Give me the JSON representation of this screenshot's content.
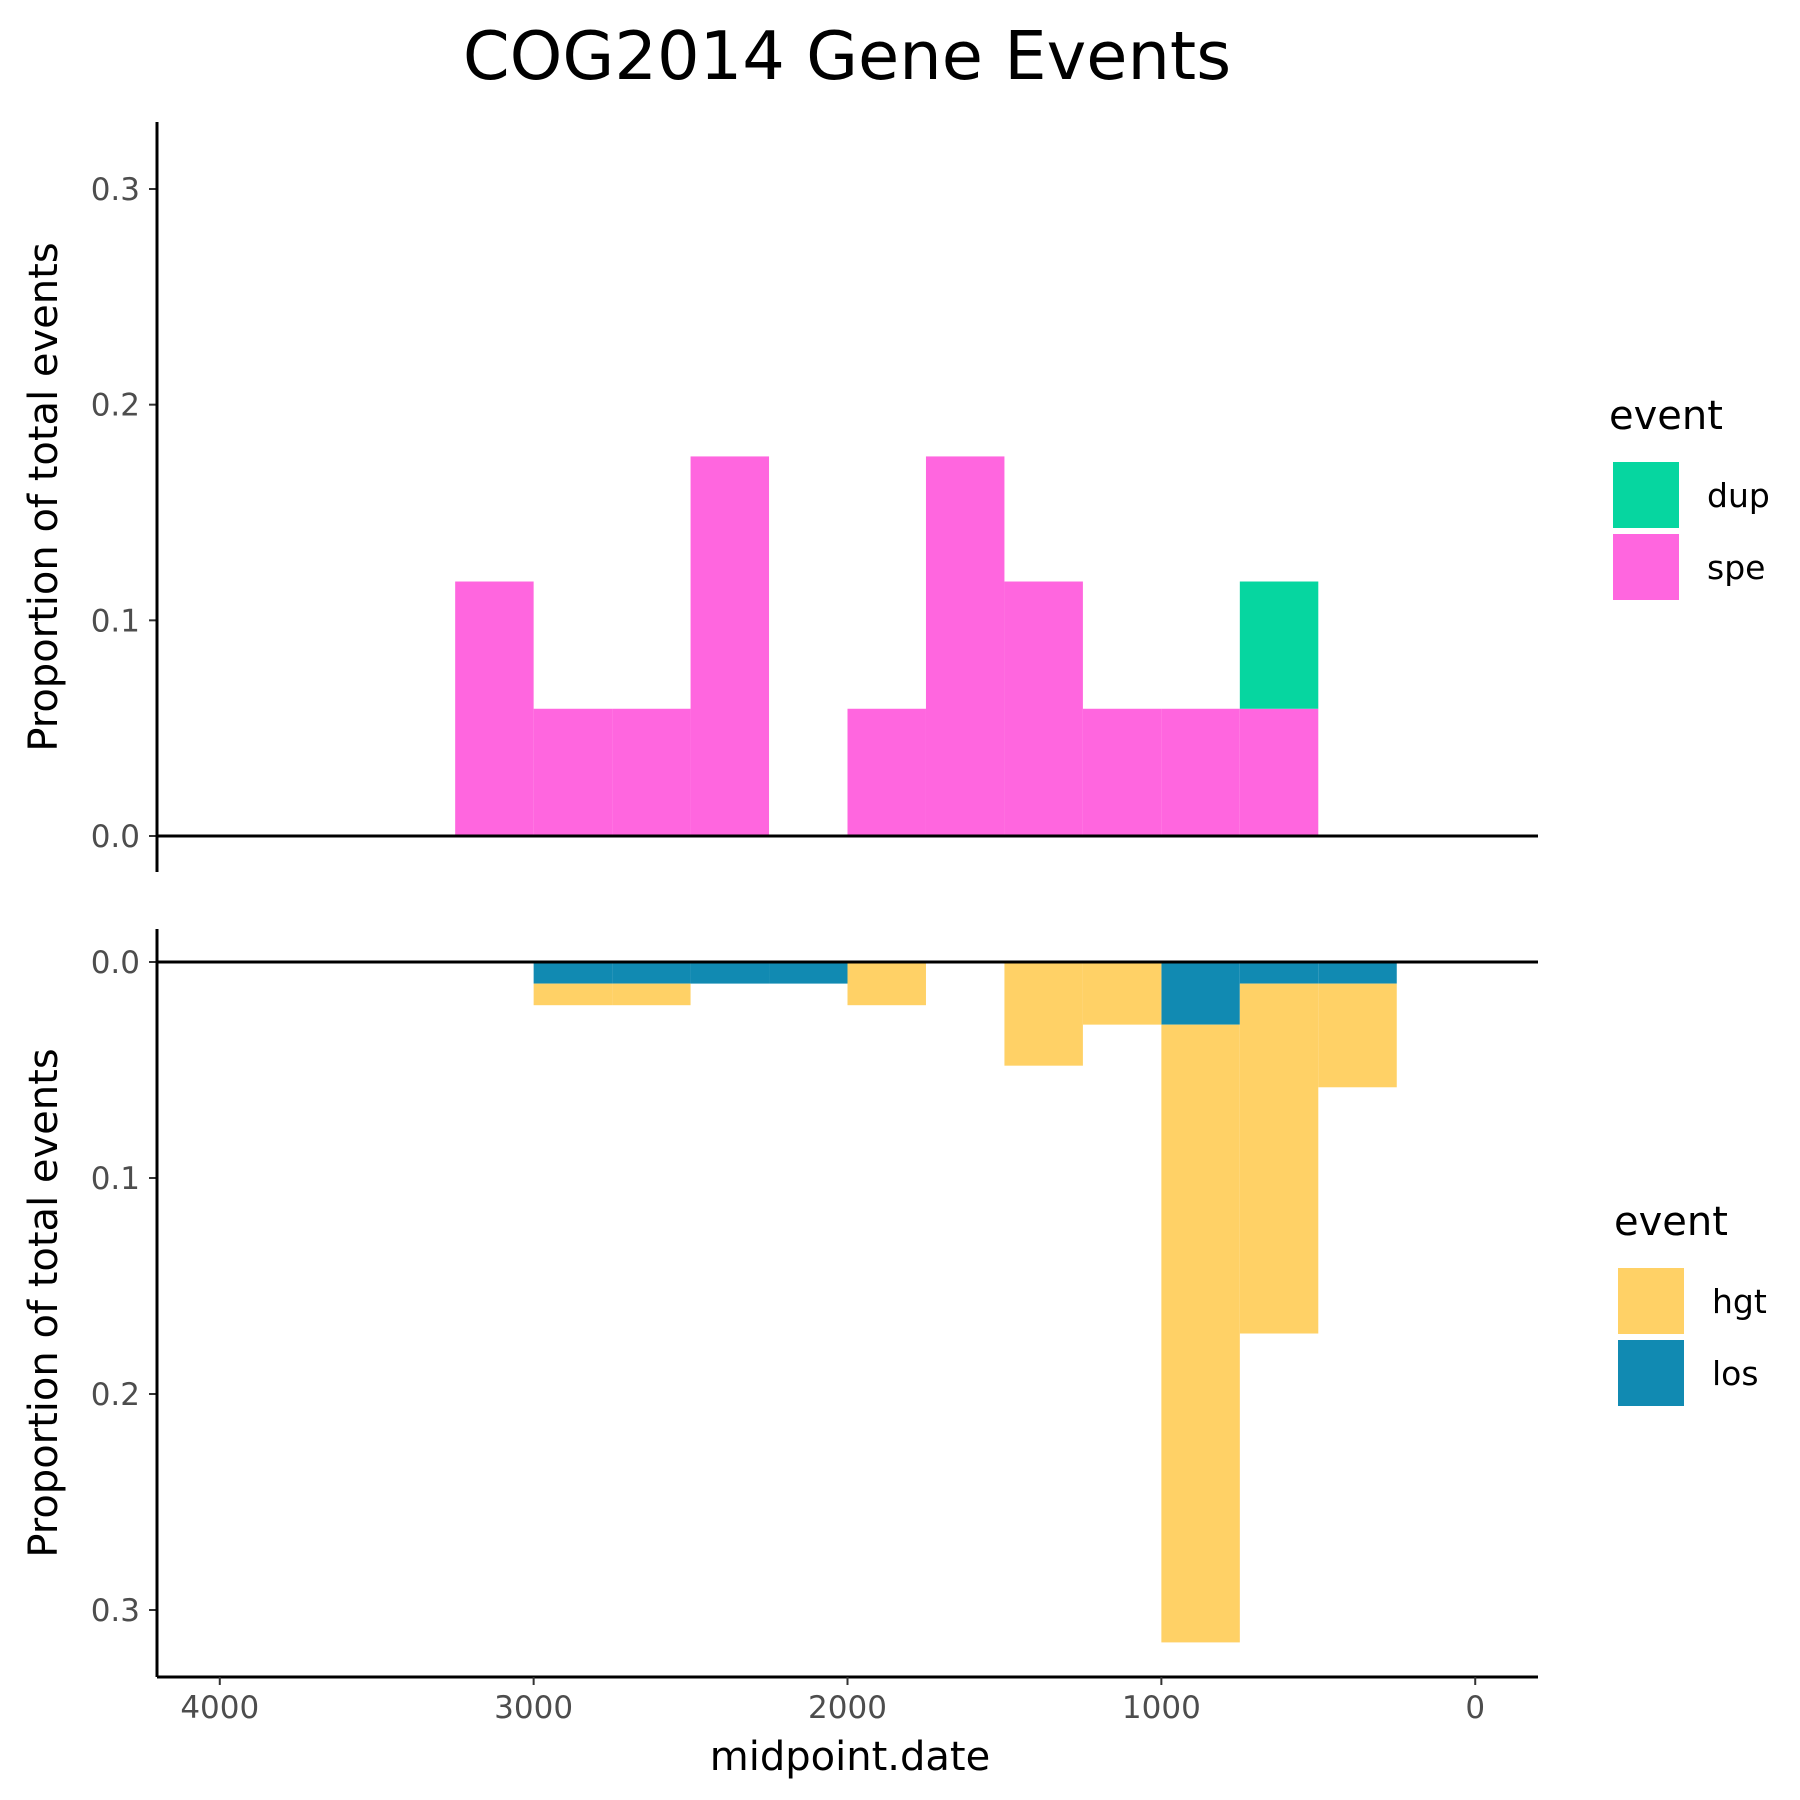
{
  "chart_data": {
    "type": "bar",
    "title": "COG2014 Gene Events",
    "xlabel": "midpoint.date",
    "x_reversed": true,
    "xlim": [
      4200,
      -200
    ],
    "xticks": [
      4000,
      3000,
      2000,
      1000,
      0
    ],
    "bin_width": 250,
    "panels": [
      {
        "ylabel": "Proportion of total events",
        "ylim": [
          0,
          0.33
        ],
        "yticks": [
          "0.0",
          "0.1",
          "0.2",
          "0.3"
        ],
        "direction": "up",
        "legend_title": "event",
        "series": [
          {
            "name": "spe",
            "color": "#FF66DF",
            "bins": [
              {
                "x": 3125,
                "y": 0.118
              },
              {
                "x": 2875,
                "y": 0.059
              },
              {
                "x": 2625,
                "y": 0.059
              },
              {
                "x": 2375,
                "y": 0.176
              },
              {
                "x": 1875,
                "y": 0.059
              },
              {
                "x": 1625,
                "y": 0.176
              },
              {
                "x": 1375,
                "y": 0.118
              },
              {
                "x": 1125,
                "y": 0.059
              },
              {
                "x": 875,
                "y": 0.059
              },
              {
                "x": 625,
                "y": 0.059
              }
            ]
          },
          {
            "name": "dup",
            "color": "#06D6A0",
            "bins": [
              {
                "x": 625,
                "y": 0.059
              }
            ]
          }
        ],
        "legend_items": [
          "dup",
          "spe"
        ]
      },
      {
        "ylabel": "Proportion of total events",
        "ylim": [
          0,
          0.33
        ],
        "yticks": [
          "0.0",
          "0.1",
          "0.2",
          "0.3"
        ],
        "direction": "down",
        "legend_title": "event",
        "series": [
          {
            "name": "los",
            "color": "#118AB2",
            "bins": [
              {
                "x": 2875,
                "y": 0.01
              },
              {
                "x": 2625,
                "y": 0.01
              },
              {
                "x": 2375,
                "y": 0.01
              },
              {
                "x": 2125,
                "y": 0.01
              },
              {
                "x": 875,
                "y": 0.029
              },
              {
                "x": 625,
                "y": 0.01
              },
              {
                "x": 375,
                "y": 0.01
              }
            ]
          },
          {
            "name": "hgt",
            "color": "#FFD166",
            "bins": [
              {
                "x": 2875,
                "y": 0.01
              },
              {
                "x": 2625,
                "y": 0.01
              },
              {
                "x": 1875,
                "y": 0.02
              },
              {
                "x": 1375,
                "y": 0.048
              },
              {
                "x": 1125,
                "y": 0.029
              },
              {
                "x": 875,
                "y": 0.286
              },
              {
                "x": 625,
                "y": 0.162
              },
              {
                "x": 375,
                "y": 0.048
              }
            ]
          }
        ],
        "legend_items": [
          "hgt",
          "los"
        ]
      }
    ]
  }
}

★ ★ ★ ★

» **PROMPT**:
Omit the pictures. Transcribe every record exactly.

» **RESULT**:
Give me the JSON representation of this screenshot's content.
{
  "chart_data": {
    "type": "bar",
    "title": "COG2014 Gene Events",
    "xlabel": "midpoint.date",
    "x_reversed": true,
    "xlim": [
      4200,
      -200
    ],
    "xticks": [
      4000,
      3000,
      2000,
      1000,
      0
    ],
    "bin_width": 250,
    "panels": [
      {
        "ylabel": "Proportion of total events",
        "ylim": [
          0,
          0.33
        ],
        "yticks": [
          "0.0",
          "0.1",
          "0.2",
          "0.3"
        ],
        "direction": "up",
        "legend_title": "event",
        "series": [
          {
            "name": "spe",
            "color": "#FF66DF",
            "bins": [
              {
                "x": 3125,
                "y": 0.118
              },
              {
                "x": 2875,
                "y": 0.059
              },
              {
                "x": 2625,
                "y": 0.059
              },
              {
                "x": 2375,
                "y": 0.176
              },
              {
                "x": 1875,
                "y": 0.059
              },
              {
                "x": 1625,
                "y": 0.176
              },
              {
                "x": 1375,
                "y": 0.118
              },
              {
                "x": 1125,
                "y": 0.059
              },
              {
                "x": 875,
                "y": 0.059
              },
              {
                "x": 625,
                "y": 0.059
              }
            ]
          },
          {
            "name": "dup",
            "color": "#06D6A0",
            "bins": [
              {
                "x": 625,
                "y": 0.059
              }
            ]
          }
        ],
        "legend_items": [
          "dup",
          "spe"
        ]
      },
      {
        "ylabel": "Proportion of total events",
        "ylim": [
          0,
          0.33
        ],
        "yticks": [
          "0.0",
          "0.1",
          "0.2",
          "0.3"
        ],
        "direction": "down",
        "legend_title": "event",
        "series": [
          {
            "name": "los",
            "color": "#118AB2",
            "bins": [
              {
                "x": 2875,
                "y": 0.01
              },
              {
                "x": 2625,
                "y": 0.01
              },
              {
                "x": 2375,
                "y": 0.01
              },
              {
                "x": 2125,
                "y": 0.01
              },
              {
                "x": 875,
                "y": 0.029
              },
              {
                "x": 625,
                "y": 0.01
              },
              {
                "x": 375,
                "y": 0.01
              }
            ]
          },
          {
            "name": "hgt",
            "color": "#FFD166",
            "bins": [
              {
                "x": 2875,
                "y": 0.01
              },
              {
                "x": 2625,
                "y": 0.01
              },
              {
                "x": 1875,
                "y": 0.02
              },
              {
                "x": 1375,
                "y": 0.048
              },
              {
                "x": 1125,
                "y": 0.029
              },
              {
                "x": 875,
                "y": 0.286
              },
              {
                "x": 625,
                "y": 0.162
              },
              {
                "x": 375,
                "y": 0.048
              }
            ]
          }
        ],
        "legend_items": [
          "hgt",
          "los"
        ]
      }
    ]
  }
}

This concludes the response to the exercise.